▶ Testo estratto
((

Cambi di carreggiata in prossimità delle gallerie, operai al lavoro, rientri, restringimenti. Il tutto aggravato dal caldo asfissiante tanto che più volte è dovuta intervenire persino la Protezione civile per distribuire bottigliette d'acqua.
Il dopo è invece rappresentato dall’ordine e dalla normalità: due parole mai desiderate più di ora. Macchine che sfrecciano lì dove c'erano i cantieri e autotrasportatori che mantengono il proprio passo. Si va dritti senza il pericolo dei rientri nell'altra carreggiata e anche il caldo sembra meno asfissiante. Si sa che la "normalità" porta a sopportare meglio le condizioni stressanti. PRIME IMPRESSIONI. «Una liberazione, una sensazione indescrivibile», così dice Rinaldo Potenza, presidente di Casartigiani Pescara, racconta il suo primo giorno sull’autostrada “liberata”. «Stamattina sono entrato a Pescara e uscito a Roseto, vado in autostrada per lavoro. Avevo letto che i cantieri sarebbero spariti ma mai avrei immaginato un traffico così regolare, senza code, senza macchine in sofferenze e senza pericoli».

))

▶ Consegna
Per favore, prosegui il testo sull'autostrada senza cantieri, cominciando subito dopo l'ultima frase riportata. Il materiale riportato qui non ha alcun legame con il testo sull'autostrada senza cantieri.

Dati per il riconoscimento della struttura dei documenti
((

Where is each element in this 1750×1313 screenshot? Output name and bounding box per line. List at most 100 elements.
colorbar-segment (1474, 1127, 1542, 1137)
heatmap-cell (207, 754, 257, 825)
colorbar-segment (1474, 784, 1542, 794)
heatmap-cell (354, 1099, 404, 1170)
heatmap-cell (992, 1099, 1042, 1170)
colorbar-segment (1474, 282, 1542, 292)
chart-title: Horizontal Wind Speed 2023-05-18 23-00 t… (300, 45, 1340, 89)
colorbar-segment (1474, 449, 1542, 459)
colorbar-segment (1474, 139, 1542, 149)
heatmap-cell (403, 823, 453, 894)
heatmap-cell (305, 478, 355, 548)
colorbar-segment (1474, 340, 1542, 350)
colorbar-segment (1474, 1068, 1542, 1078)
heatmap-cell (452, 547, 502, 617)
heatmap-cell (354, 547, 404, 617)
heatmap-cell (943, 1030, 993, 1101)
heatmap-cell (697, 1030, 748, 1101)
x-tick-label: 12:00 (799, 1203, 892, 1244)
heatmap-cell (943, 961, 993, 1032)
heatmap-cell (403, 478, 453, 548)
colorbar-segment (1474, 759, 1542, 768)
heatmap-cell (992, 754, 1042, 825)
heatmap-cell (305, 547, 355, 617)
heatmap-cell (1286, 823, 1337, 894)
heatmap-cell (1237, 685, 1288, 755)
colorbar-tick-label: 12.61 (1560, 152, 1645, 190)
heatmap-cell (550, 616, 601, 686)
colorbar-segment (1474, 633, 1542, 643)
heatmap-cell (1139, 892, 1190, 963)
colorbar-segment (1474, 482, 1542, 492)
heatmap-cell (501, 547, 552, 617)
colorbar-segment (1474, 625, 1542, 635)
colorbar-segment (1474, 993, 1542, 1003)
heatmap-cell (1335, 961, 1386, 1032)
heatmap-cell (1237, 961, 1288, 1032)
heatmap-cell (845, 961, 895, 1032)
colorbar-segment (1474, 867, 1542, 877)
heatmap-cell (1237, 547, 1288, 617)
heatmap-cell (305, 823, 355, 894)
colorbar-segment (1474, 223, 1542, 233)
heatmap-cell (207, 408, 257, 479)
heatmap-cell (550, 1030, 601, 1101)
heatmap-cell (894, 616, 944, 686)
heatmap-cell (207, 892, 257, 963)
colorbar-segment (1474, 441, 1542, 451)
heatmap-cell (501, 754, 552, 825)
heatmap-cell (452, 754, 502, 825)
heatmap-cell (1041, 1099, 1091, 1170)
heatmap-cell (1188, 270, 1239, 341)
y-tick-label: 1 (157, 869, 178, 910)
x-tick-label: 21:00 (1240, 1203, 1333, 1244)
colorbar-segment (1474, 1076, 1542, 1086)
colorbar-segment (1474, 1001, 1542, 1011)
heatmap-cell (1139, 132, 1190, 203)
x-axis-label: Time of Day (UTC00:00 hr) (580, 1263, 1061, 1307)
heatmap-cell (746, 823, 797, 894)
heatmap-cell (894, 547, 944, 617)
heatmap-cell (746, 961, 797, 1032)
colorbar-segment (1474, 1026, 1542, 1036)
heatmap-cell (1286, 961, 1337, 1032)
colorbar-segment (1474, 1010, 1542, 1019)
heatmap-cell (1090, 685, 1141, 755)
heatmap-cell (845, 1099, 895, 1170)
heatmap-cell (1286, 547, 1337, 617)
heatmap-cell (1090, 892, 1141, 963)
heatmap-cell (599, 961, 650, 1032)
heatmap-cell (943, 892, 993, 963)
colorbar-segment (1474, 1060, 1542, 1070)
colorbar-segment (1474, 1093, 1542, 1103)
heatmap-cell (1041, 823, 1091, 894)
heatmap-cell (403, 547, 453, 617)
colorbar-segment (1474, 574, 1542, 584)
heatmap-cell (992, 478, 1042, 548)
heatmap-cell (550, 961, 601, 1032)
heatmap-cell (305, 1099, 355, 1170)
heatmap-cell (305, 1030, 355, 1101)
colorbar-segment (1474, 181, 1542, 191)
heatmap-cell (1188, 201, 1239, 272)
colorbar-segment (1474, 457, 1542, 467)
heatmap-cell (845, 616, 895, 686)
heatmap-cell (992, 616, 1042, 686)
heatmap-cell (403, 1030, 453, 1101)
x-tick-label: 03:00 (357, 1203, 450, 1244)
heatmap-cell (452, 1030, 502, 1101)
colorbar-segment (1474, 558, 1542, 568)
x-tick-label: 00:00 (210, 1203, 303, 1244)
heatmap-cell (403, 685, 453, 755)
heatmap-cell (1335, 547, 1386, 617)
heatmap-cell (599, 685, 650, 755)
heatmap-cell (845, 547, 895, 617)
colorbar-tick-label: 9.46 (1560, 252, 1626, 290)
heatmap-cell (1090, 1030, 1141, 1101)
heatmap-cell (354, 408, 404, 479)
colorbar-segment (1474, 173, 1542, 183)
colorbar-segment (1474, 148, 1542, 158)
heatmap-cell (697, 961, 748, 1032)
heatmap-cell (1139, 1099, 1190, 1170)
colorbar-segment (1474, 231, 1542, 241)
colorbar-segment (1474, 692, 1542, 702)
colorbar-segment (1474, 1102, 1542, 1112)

))

▶ Risposta
Potenza descrive così al Centro la situazioni di “normalità” riconquistata da chi viaggia in autostrada.
«Dopo tre anni di patimenti la normalità era diventata solo un ricordo. I cantieri, i restringimenti, i cambi di corsia, le deviazioni, hanno creato parecchi danni agli autotrasportatori e disagi agli automobilisti. Quando uno entra in autostrada e il display gli sbatte subitoe in faccia la scritta: “Tempi di percorrenza per Pescara nord: 32 minuti”, e tu sai che normalmente ce ne vogliono 7, ecco che la giornata parte con il piede sbagliato. E figurarsi gli autotrasportatori costretti a percorrenze molto più lunghe. Ho rimpianto la normalità quando eravamo costretti a dare indietro delle commesse perché sapevamo che non le potevamo onorare per il traffico in autostrada», commenta Potenze che ha un'azienda che fa assistenza a camper e roulotte nei campeggi. «Ho notato anche», conclude il presidente di Casartigiani Pescara, «che la normalizzazione del traffico in A14 ha portato anche una diminuzione del caos sull’Adriatica. E non è poca cosa».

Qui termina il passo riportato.